*Exercise instructions*. Restate the records in their entirety, word for word.

*Working data*.
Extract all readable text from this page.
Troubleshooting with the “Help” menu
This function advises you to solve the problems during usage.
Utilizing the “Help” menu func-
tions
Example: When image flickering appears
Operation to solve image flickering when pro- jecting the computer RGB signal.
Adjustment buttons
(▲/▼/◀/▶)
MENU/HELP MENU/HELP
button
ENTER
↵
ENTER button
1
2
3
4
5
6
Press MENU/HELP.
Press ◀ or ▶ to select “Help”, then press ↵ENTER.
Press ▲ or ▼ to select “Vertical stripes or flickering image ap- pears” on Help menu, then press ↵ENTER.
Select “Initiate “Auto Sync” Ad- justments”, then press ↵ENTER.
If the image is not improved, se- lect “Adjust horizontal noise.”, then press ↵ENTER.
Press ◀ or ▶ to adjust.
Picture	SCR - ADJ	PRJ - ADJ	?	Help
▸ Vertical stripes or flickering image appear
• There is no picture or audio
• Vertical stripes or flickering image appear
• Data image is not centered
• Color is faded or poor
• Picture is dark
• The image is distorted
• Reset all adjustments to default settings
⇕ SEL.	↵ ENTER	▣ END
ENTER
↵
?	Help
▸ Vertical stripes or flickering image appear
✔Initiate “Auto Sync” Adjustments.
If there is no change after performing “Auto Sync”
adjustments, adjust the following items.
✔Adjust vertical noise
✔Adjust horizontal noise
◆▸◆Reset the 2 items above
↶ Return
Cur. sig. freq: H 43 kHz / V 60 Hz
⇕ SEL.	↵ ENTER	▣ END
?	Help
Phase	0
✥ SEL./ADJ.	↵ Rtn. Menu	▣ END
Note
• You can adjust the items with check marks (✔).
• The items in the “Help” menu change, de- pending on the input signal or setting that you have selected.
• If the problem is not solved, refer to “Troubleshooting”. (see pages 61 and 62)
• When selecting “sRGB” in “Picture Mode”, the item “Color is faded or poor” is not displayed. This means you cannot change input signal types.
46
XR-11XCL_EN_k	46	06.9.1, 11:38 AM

*Exercise result*.
Extract all readable text from this page.
Troubleshooting with the “Help” menu
This function advises you to solve the problems during usage.
Utilizing the “Help” menu func-
tions
Example: When image flickering appears
Operation to solve image flickering when pro- jecting the computer RGB signal.
Adjustment buttons
(▲/▼/◀/▶)
MENU/HELP MENU/HELP
button
ENTER
↵
ENTER button
1
2
3
4
5
6
Press MENU/HELP.
Press ◀ or ▶ to select “Help”, then press ↵ENTER.
Press ▲ or ▼ to select “Vertical stripes or flickering image ap- pears” on Help menu, then press ↵ENTER.
Select “Initiate “Auto Sync” Ad- justments”, then press ↵ENTER.
If the image is not improved, se- lect “Adjust horizontal noise.”, then press ↵ENTER.
Press ◀ or ▶ to adjust.
Picture	SCR - ADJ	PRJ - ADJ	?	Help
▸ Vertical stripes or flickering image appear
• There is no picture or audio
• Vertical stripes or flickering image appear
• Data image is not centered
• Color is faded or poor
• Picture is dark
• The image is distorted
• Reset all adjustments to default settings
⇕ SEL.	↵ ENTER	▣ END
ENTER
↵
?	Help
▸ Vertical stripes or flickering image appear
✔Initiate “Auto Sync” Adjustments.
If there is no change after performing “Auto Sync”
adjustments, adjust the following items.
✔Adjust vertical noise
✔Adjust horizontal noise
◆▸◆Reset the 2 items above
↶ Return
Cur. sig. freq: H 43 kHz / V 60 Hz
⇕ SEL.	↵ ENTER	▣ END
?	Help
Phase	0
✥ SEL./ADJ.	↵ Rtn. Menu	▣ END
Note
• You can adjust the items with check marks (✔).
• The items in the “Help” menu change, de- pending on the input signal or setting that you have selected.
• If the problem is not solved, refer to “Troubleshooting”. (see pages 61 and 62)
• When selecting “sRGB” in “Picture Mode”, the item “Color is faded or poor” is not displayed. This means you cannot change input signal types.
46
XR-11XCL_EN_k	46	06.9.1, 11:38 AM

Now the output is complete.